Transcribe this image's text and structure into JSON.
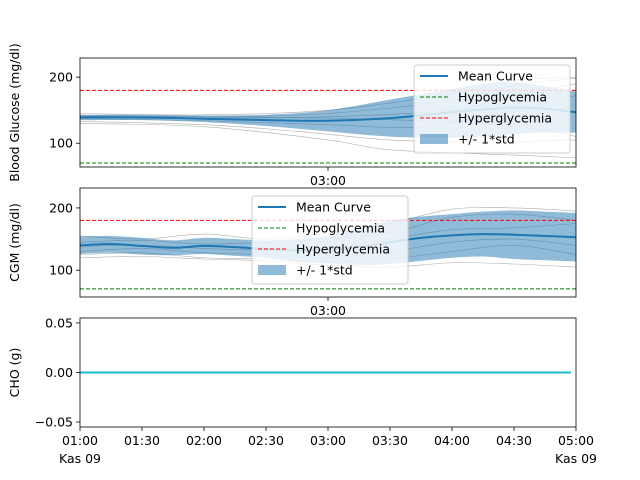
{
  "chart_data": [
    {
      "type": "line",
      "ylabel": "Blood Glucose (mg/dl)",
      "ylim": [
        64,
        229
      ],
      "yticks": [
        100,
        200
      ],
      "xlim": [
        1.0,
        5.0
      ],
      "mid_tick_label": "03:00",
      "thresholds": {
        "hypoglycemia": 70,
        "hyperglycemia": 180
      },
      "mean": {
        "x": [
          1.0,
          1.5,
          2.0,
          2.5,
          3.0,
          3.5,
          4.0,
          4.25,
          4.5,
          4.75,
          5.0
        ],
        "y": [
          139,
          139,
          137,
          135,
          134,
          138,
          147,
          151,
          154,
          152,
          147
        ]
      },
      "std_band": {
        "x": [
          1.0,
          1.5,
          2.0,
          2.5,
          3.0,
          3.5,
          4.0,
          4.25,
          4.5,
          4.75,
          5.0
        ],
        "upper": [
          143,
          143,
          142,
          143,
          150,
          166,
          182,
          190,
          192,
          186,
          178
        ],
        "lower": [
          135,
          135,
          132,
          126,
          118,
          110,
          108,
          110,
          114,
          116,
          116
        ]
      },
      "traces": [
        {
          "x": [
            1.0,
            2.0,
            3.0,
            4.0,
            4.5,
            5.0
          ],
          "y": [
            145,
            143,
            150,
            175,
            195,
            200
          ]
        },
        {
          "x": [
            1.0,
            2.0,
            3.0,
            4.0,
            4.5,
            5.0
          ],
          "y": [
            141,
            140,
            145,
            165,
            188,
            198
          ]
        },
        {
          "x": [
            1.0,
            2.0,
            3.0,
            4.0,
            4.5,
            5.0
          ],
          "y": [
            139,
            138,
            140,
            150,
            172,
            190
          ]
        },
        {
          "x": [
            1.0,
            2.0,
            3.0,
            3.75,
            4.5,
            5.0
          ],
          "y": [
            137,
            134,
            128,
            125,
            150,
            172
          ]
        },
        {
          "x": [
            1.0,
            2.0,
            2.75,
            3.5,
            4.25,
            5.0
          ],
          "y": [
            133,
            128,
            118,
            105,
            102,
            105
          ]
        },
        {
          "x": [
            1.0,
            2.0,
            3.0,
            3.5,
            4.5,
            5.0
          ],
          "y": [
            130,
            125,
            105,
            90,
            82,
            78
          ]
        },
        {
          "x": [
            1.0,
            2.0,
            3.0,
            4.0,
            4.75,
            5.0
          ],
          "y": [
            142,
            140,
            138,
            132,
            120,
            110
          ]
        }
      ],
      "legend": {
        "placement": "top-right",
        "entries": [
          "Mean Curve",
          "Hypoglycemia",
          "Hyperglycemia",
          "+/- 1*std"
        ]
      }
    },
    {
      "type": "line",
      "ylabel": "CGM (mg/dl)",
      "ylim": [
        57,
        232
      ],
      "yticks": [
        100,
        200
      ],
      "xlim": [
        1.0,
        5.0
      ],
      "mid_tick_label": "03:00",
      "thresholds": {
        "hypoglycemia": 70,
        "hyperglycemia": 180
      },
      "mean": {
        "x": [
          1.0,
          1.25,
          1.5,
          1.75,
          2.0,
          2.25,
          2.5,
          2.75,
          3.0,
          3.25,
          3.5,
          3.75,
          4.0,
          4.25,
          4.5,
          4.75,
          5.0
        ],
        "y": [
          140,
          142,
          139,
          136,
          139,
          137,
          134,
          132,
          133,
          137,
          145,
          152,
          156,
          158,
          157,
          155,
          153
        ]
      },
      "std_band": {
        "x": [
          1.0,
          1.25,
          1.5,
          1.75,
          2.0,
          2.25,
          2.5,
          2.75,
          3.0,
          3.25,
          3.5,
          3.75,
          4.0,
          4.25,
          4.5,
          4.75,
          5.0
        ],
        "upper": [
          154,
          155,
          152,
          148,
          152,
          150,
          148,
          150,
          155,
          168,
          180,
          186,
          190,
          194,
          196,
          194,
          192
        ],
        "lower": [
          126,
          128,
          125,
          124,
          126,
          123,
          120,
          114,
          111,
          108,
          110,
          115,
          120,
          122,
          118,
          116,
          114
        ]
      },
      "traces": [
        {
          "x": [
            1.0,
            1.5,
            2.0,
            2.5,
            3.0,
            3.5,
            4.0,
            4.5,
            5.0
          ],
          "y": [
            155,
            150,
            158,
            150,
            160,
            175,
            198,
            200,
            195
          ]
        },
        {
          "x": [
            1.0,
            1.5,
            2.0,
            2.5,
            3.0,
            3.5,
            4.0,
            4.5,
            5.0
          ],
          "y": [
            145,
            148,
            142,
            145,
            150,
            160,
            185,
            190,
            180
          ]
        },
        {
          "x": [
            1.0,
            1.5,
            2.0,
            2.5,
            3.0,
            3.5,
            4.0,
            4.5,
            5.0
          ],
          "y": [
            138,
            140,
            135,
            132,
            135,
            150,
            165,
            168,
            175
          ]
        },
        {
          "x": [
            1.0,
            1.5,
            2.0,
            2.5,
            3.0,
            3.5,
            4.0,
            4.5,
            5.0
          ],
          "y": [
            130,
            135,
            128,
            125,
            120,
            130,
            145,
            150,
            140
          ]
        },
        {
          "x": [
            1.0,
            1.5,
            2.0,
            2.5,
            3.0,
            3.5,
            4.0,
            4.5,
            5.0
          ],
          "y": [
            125,
            128,
            120,
            118,
            112,
            118,
            130,
            140,
            125
          ]
        },
        {
          "x": [
            1.0,
            1.5,
            2.0,
            2.5,
            3.0,
            3.5,
            4.0,
            4.5,
            5.0
          ],
          "y": [
            120,
            122,
            118,
            115,
            108,
            105,
            112,
            110,
            105
          ]
        }
      ],
      "legend": {
        "placement": "top-center",
        "entries": [
          "Mean Curve",
          "Hypoglycemia",
          "Hyperglycemia",
          "+/- 1*std"
        ]
      }
    },
    {
      "type": "line",
      "ylabel": "CHO (g)",
      "ylim": [
        -0.055,
        0.055
      ],
      "yticks": [
        -0.05,
        0.0,
        0.05
      ],
      "ytick_labels": [
        "−0.05",
        "0.00",
        "0.05"
      ],
      "xlim": [
        1.0,
        5.0
      ],
      "xticks": [
        1.0,
        1.5,
        2.0,
        2.5,
        3.0,
        3.5,
        4.0,
        4.5,
        5.0
      ],
      "xtick_labels": [
        "01:00",
        "01:30",
        "02:00",
        "02:30",
        "03:00",
        "03:30",
        "04:00",
        "04:30",
        "05:00"
      ],
      "date_labels": {
        "left": "Kas 09",
        "right": "Kas 09"
      },
      "series": [
        {
          "x": [
            1.0,
            5.0
          ],
          "y": [
            0,
            0
          ]
        }
      ]
    }
  ],
  "colors": {
    "mean": "#1f77b4",
    "band": "#1f77b4",
    "hypo": "#008000",
    "hyper": "#ff0000",
    "trace": "#999999",
    "cho": "#17becf"
  }
}
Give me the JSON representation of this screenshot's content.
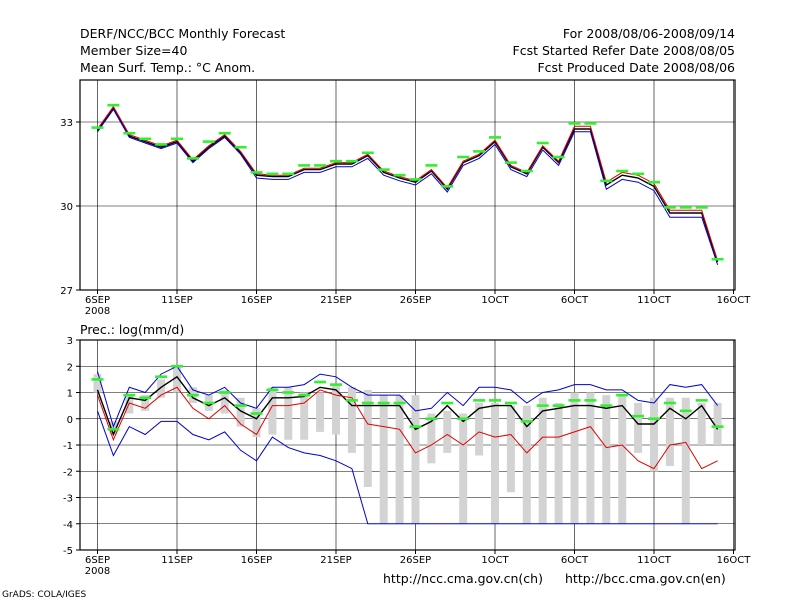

------

• **Task goal**
List every line in the records above that contains the word "JSON".

• **Reply**
Transcribe this image's text and structure into JSON.
Give me the JSON representation of this screenshot's content.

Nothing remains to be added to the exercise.